Dataset -
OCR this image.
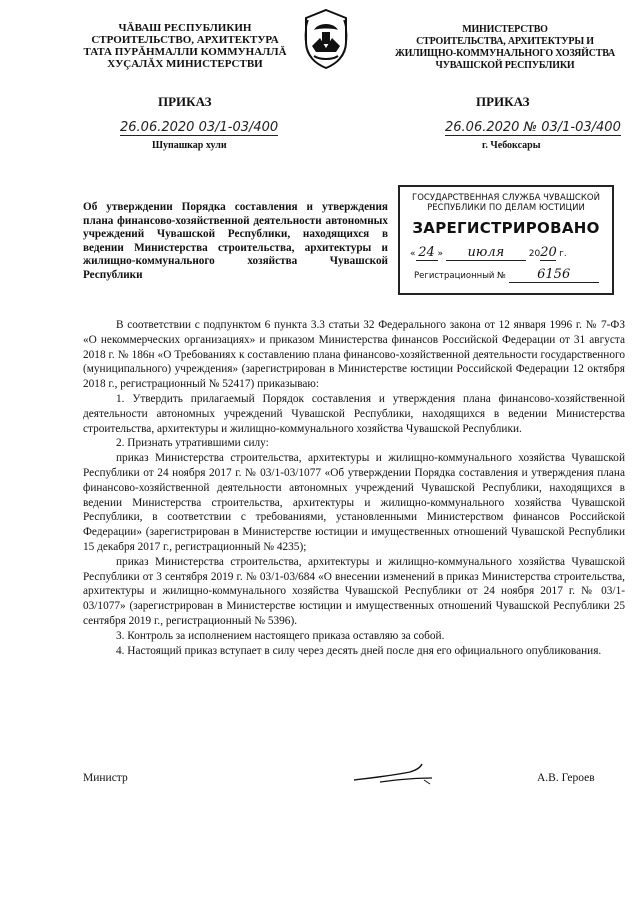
ЧĂВАШ РЕСПУБЛИКИН
СТРОИТЕЛЬСТВО, АРХИТЕКТУРА
ТАТА ПУРĂНМАЛЛИ КОММУНАЛЛĂ
ХУÇАЛĂХ МИНИСТЕРСТВИ
МИНИСТЕРСТВО
СТРОИТЕЛЬСТВА, АРХИТЕКТУРЫ И
ЖИЛИЩНО-КОММУНАЛЬНОГО ХОЗЯЙСТВА
ЧУВАШСКОЙ РЕСПУБЛИКИ
ПРИКАЗ
26.06.2020 03/1-03/400
Шупашкар хули
ПРИКАЗ
26.06.2020 № 03/1-03/400
г. Чебоксары
Об утверждении Порядка составления и утверждения плана финансово-хозяйственной деятельности автономных учреждений Чувашской Республики, находящихся в ведении Министерства строительства, архитектуры и жилищно-коммунального хозяйства Чувашской Республики
ГОСУДАРСТВЕННАЯ СЛУЖБА ЧУВАШСКОЙ
РЕСПУБЛИКИ ПО ДЕЛАМ ЮСТИЦИИ
ЗАРЕГИСТРИРОВАНО
« 24 » июля	2020 г.
Регистрационный № 6156

В соответствии с подпунктом 6 пункта 3.3 статьи 32 Федерального закона от 12 января 1996 г. № 7-ФЗ «О некоммерческих организациях» и приказом Министерства финансов Российской Федерации от 31 августа 2018 г. № 186н «О Требованиях к составлению плана финансово-хозяйственной деятельности государственного (муниципального) учреждения» (зарегистрирован в Министерстве юстиции Российской Федерации 12 октября 2018 г., регистрационный № 52417) приказываю:

1. Утвердить прилагаемый Порядок составления и утверждения плана финансово-хозяйственной деятельности автономных учреждений Чувашской Республики, находящихся в ведении Министерства строительства, архитектуры и жилищно-коммунального хозяйства Чувашской Республики.

2. Признать утратившими силу:

приказ Министерства строительства, архитектуры и жилищно-коммунального хозяйства Чувашской Республики от 24 ноября 2017 г. № 03/1-03/1077 «Об утверждении Порядка составления и утверждения плана финансово-хозяйственной деятельности автономных учреждений Чувашской Республики, находящихся в ведении Министерства строительства, архитектуры и жилищно-коммунального хозяйства Чувашской Республики, в соответствии с требованиями, установленными Министерством финансов Российской Федерации» (зарегистрирован в Министерстве юстиции и имущественных отношений Чувашской Республики 15 декабря 2017 г., регистрационный № 4235);

приказ Министерства строительства, архитектуры и жилищно-коммунального хозяйства Чувашской Республики от 3 сентября 2019 г. № 03/1-03/684 «О внесении изменений в приказ Министерства строительства, архитектуры и жилищно-коммунального хозяйства Чувашской Республики от 24 ноября 2017 г. № 03/1-03/1077» (зарегистрирован в Министерстве юстиции и имущественных отношений Чувашской Республики 25 сентября 2019 г., регистрационный № 5396).

3. Контроль за исполнением настоящего приказа оставляю за собой.

4. Настоящий приказ вступает в силу через десять дней после дня его официального опубликования.

Министр	А.В. Героев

Task requirements -
Check each line of the records for the word "находящихся", and show the lines that contain it.

Reply -
Об утверждении Порядка составления и утверждения плана финансово-хозяйственной деятельности автономных учреждений Чувашской Республики, находящихся в ведении Министерства строительства, архитектуры и жилищно-коммунального хозяйства Чувашской Республики
1. Утвердить прилагаемый Порядок составления и утверждения плана финансово-хозяйственной деятельности автономных учреждений Чувашской Республики, находящихся в ведении Министерства строительства, архитектуры и жилищно-коммунального хозяйства Чувашской Республики.
приказ Министерства строительства, архитектуры и жилищно-коммунального хозяйства Чувашской Республики от 24 ноября 2017 г. № 03/1-03/1077 «Об утверждении Порядка составления и утверждения плана финансово-хозяйственной деятельности автономных учреждений Чувашской Республики, находящихся в ведении Министерства строительства, архитектуры и жилищно-коммунального хозяйства Чувашской Республики, в соответствии с требованиями, установленными Министерством финансов Российской Федерации» (зарегистрирован в Министерстве юстиции и имущественных отношений Чувашской Республики 15 декабря 2017 г., регистрационный № 4235);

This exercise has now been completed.